Work instructions |
Return the entries exactly as they appear, starting with the first line of the entries and going on through the line that contains "power-cell: 35W: [232, 370, 304, 413]", with both of those lines included.

Given records |
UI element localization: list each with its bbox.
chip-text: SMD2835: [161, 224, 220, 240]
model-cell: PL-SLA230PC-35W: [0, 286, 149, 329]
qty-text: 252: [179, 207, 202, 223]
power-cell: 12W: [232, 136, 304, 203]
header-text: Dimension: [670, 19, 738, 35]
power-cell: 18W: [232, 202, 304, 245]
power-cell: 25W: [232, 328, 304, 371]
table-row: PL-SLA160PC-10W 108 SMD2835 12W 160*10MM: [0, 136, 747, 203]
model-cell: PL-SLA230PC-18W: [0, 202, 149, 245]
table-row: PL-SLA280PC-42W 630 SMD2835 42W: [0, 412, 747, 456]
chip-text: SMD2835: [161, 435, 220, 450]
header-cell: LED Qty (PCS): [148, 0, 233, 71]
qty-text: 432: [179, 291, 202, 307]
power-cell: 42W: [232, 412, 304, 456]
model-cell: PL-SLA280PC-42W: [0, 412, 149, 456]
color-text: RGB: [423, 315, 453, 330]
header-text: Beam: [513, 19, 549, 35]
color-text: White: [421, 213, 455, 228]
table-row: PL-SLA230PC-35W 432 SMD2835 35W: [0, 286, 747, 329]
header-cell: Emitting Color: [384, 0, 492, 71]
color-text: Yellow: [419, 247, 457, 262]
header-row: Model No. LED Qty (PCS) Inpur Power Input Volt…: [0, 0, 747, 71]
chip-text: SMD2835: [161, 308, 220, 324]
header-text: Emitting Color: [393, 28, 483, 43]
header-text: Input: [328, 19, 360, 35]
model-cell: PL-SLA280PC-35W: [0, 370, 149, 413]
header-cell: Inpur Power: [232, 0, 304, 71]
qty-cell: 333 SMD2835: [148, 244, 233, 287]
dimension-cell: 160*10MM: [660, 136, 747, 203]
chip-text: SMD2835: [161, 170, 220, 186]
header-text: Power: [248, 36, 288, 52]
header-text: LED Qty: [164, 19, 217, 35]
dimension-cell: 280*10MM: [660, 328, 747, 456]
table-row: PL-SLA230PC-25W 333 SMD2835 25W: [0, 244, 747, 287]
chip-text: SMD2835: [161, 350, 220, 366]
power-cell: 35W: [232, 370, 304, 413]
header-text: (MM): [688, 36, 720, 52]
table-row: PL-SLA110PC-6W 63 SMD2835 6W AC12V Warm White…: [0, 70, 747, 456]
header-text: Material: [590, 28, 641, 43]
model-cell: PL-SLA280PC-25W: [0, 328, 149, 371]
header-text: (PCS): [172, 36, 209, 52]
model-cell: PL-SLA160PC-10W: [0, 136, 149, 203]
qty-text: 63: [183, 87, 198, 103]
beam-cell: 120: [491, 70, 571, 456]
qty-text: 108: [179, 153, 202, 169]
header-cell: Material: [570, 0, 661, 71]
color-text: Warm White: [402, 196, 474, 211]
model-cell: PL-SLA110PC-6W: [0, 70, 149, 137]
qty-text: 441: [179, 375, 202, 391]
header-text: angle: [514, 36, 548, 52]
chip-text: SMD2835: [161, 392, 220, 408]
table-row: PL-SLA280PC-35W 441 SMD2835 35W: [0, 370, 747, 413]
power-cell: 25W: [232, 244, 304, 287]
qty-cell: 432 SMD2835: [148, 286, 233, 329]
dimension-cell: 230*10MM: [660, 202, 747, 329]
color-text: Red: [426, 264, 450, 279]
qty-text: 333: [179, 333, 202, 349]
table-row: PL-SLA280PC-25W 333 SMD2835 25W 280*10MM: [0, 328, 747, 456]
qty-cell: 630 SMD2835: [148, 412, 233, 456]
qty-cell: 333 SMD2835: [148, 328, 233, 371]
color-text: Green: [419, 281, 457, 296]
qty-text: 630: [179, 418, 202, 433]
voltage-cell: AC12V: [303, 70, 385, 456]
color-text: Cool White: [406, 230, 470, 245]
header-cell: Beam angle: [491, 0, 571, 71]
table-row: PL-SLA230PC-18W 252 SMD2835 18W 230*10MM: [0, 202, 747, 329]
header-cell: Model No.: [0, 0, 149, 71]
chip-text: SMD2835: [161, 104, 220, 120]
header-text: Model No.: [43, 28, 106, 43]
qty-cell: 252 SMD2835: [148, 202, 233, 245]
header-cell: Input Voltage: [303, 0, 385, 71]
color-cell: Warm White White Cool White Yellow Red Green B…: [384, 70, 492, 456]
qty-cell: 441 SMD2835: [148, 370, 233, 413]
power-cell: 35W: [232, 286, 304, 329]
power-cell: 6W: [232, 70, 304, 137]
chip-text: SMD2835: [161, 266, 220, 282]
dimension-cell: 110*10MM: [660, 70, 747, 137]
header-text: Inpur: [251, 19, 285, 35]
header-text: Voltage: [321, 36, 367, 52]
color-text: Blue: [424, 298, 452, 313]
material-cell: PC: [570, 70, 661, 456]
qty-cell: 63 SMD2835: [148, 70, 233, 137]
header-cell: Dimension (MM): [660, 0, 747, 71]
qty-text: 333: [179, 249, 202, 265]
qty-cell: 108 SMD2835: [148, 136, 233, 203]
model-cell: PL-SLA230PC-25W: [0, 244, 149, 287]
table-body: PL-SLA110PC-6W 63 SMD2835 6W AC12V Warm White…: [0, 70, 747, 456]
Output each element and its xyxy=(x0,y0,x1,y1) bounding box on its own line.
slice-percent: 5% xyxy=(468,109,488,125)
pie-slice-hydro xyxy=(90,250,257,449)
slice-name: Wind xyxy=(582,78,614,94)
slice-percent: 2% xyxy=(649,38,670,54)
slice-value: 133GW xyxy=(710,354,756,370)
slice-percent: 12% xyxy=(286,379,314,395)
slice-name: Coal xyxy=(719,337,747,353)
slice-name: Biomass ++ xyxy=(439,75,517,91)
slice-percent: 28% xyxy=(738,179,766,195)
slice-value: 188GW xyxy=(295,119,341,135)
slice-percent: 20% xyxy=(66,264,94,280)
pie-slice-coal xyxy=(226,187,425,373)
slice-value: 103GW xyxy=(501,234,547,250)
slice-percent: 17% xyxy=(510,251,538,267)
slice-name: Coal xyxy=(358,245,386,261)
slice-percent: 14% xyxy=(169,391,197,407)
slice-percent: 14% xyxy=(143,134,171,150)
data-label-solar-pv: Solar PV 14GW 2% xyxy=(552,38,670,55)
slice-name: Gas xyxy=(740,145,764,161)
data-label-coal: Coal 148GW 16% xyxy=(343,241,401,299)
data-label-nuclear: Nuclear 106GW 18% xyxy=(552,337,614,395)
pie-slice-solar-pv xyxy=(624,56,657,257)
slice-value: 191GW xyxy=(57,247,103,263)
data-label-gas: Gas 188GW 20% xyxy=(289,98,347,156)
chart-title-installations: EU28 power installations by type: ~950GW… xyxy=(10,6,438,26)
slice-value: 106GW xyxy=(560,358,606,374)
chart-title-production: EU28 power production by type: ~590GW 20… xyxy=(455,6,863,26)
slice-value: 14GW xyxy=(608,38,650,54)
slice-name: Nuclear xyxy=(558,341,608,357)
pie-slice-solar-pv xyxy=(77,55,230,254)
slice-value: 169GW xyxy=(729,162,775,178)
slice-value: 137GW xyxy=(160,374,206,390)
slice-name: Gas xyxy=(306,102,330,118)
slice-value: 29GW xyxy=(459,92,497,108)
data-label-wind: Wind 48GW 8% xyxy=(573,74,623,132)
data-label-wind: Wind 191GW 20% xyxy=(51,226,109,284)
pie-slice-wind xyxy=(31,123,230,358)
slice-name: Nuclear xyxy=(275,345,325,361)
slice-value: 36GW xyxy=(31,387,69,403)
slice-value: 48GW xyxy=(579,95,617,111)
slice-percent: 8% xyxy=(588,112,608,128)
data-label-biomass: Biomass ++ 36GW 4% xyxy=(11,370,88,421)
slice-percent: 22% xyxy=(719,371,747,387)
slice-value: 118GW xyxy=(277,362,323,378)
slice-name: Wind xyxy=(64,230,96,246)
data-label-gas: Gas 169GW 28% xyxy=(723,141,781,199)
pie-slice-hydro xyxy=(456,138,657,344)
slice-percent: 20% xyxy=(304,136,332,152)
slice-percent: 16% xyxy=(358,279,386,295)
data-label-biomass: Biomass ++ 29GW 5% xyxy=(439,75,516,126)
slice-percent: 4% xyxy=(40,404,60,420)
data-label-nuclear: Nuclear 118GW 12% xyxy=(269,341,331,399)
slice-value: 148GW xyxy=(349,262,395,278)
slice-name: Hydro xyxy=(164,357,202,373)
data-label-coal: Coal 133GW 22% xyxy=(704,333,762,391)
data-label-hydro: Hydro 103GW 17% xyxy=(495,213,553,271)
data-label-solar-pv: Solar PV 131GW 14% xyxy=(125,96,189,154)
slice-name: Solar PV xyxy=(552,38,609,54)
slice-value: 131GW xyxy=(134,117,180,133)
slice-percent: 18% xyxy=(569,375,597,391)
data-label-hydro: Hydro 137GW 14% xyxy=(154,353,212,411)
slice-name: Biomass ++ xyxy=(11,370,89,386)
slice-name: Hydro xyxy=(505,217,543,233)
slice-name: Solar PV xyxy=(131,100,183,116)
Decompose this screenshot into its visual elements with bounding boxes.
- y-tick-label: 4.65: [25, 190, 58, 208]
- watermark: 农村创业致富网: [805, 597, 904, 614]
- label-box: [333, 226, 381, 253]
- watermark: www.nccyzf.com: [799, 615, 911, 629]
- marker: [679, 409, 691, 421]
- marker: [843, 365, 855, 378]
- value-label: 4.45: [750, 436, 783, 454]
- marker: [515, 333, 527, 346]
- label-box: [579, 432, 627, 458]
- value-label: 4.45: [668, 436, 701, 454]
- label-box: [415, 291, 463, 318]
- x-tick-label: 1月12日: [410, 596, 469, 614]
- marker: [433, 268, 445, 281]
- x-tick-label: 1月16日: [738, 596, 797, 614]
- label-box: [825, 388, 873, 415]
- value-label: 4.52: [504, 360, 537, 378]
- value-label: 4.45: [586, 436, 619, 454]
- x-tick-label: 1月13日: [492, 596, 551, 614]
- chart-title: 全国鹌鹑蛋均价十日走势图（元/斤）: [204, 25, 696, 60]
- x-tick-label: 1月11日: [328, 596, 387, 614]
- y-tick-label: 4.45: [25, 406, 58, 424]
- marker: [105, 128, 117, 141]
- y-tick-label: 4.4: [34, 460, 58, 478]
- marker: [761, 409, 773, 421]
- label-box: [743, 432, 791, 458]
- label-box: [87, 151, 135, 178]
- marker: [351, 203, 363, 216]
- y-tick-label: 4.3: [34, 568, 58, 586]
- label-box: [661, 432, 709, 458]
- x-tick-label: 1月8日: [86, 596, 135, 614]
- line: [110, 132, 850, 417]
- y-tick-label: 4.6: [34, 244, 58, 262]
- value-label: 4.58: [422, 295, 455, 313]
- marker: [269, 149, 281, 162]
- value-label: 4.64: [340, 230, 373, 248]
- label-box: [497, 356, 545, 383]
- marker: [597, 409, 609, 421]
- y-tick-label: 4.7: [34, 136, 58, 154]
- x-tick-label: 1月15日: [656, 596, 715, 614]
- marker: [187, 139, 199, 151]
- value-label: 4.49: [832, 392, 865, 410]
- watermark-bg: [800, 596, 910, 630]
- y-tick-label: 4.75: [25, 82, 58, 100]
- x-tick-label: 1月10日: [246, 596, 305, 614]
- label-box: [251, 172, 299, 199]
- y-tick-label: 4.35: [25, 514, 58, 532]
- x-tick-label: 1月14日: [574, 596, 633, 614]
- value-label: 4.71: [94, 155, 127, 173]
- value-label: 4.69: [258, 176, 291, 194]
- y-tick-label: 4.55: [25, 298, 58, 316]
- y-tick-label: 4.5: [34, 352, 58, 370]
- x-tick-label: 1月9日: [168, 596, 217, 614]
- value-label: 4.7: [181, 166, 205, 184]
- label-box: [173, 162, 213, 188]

Finished exercise |
UI element localization: list each with its bbox.
chip-text: SMD2835: [161, 224, 220, 240]
model-cell: PL-SLA230PC-35W: [0, 286, 149, 329]
qty-text: 252: [179, 207, 202, 223]
power-cell: 12W: [232, 136, 304, 203]
header-text: Dimension: [670, 19, 738, 35]
power-cell: 18W: [232, 202, 304, 245]
power-cell: 25W: [232, 328, 304, 371]
table-row: PL-SLA160PC-10W 108 SMD2835 12W 160*10MM: [0, 136, 747, 203]
model-cell: PL-SLA230PC-18W: [0, 202, 149, 245]
table-row: PL-SLA280PC-42W 630 SMD2835 42W: [0, 412, 747, 456]
chip-text: SMD2835: [161, 435, 220, 450]
header-cell: LED Qty (PCS): [148, 0, 233, 71]
qty-text: 432: [179, 291, 202, 307]
power-cell: 42W: [232, 412, 304, 456]
model-cell: PL-SLA280PC-42W: [0, 412, 149, 456]
color-text: RGB: [423, 315, 453, 330]
header-text: Beam: [513, 19, 549, 35]
color-text: White: [421, 213, 455, 228]
table-row: PL-SLA230PC-35W 432 SMD2835 35W: [0, 286, 747, 329]
header-cell: Emitting Color: [384, 0, 492, 71]
color-text: Yellow: [419, 247, 457, 262]
header-row: Model No. LED Qty (PCS) Inpur Power Input Volt…: [0, 0, 747, 71]
chip-text: SMD2835: [161, 308, 220, 324]
header-text: Emitting Color: [393, 28, 483, 43]
header-text: Input: [328, 19, 360, 35]
model-cell: PL-SLA280PC-35W: [0, 370, 149, 413]
header-cell: Inpur Power: [232, 0, 304, 71]
qty-cell: 333 SMD2835: [148, 244, 233, 287]
dimension-cell: 160*10MM: [660, 136, 747, 203]
chip-text: SMD2835: [161, 170, 220, 186]
header-text: Power: [248, 36, 288, 52]
header-text: LED Qty: [164, 19, 217, 35]
dimension-cell: 280*10MM: [660, 328, 747, 456]
table-row: PL-SLA230PC-25W 333 SMD2835 25W: [0, 244, 747, 287]
chip-text: SMD2835: [161, 350, 220, 366]
power-cell: 35W: [232, 370, 304, 413]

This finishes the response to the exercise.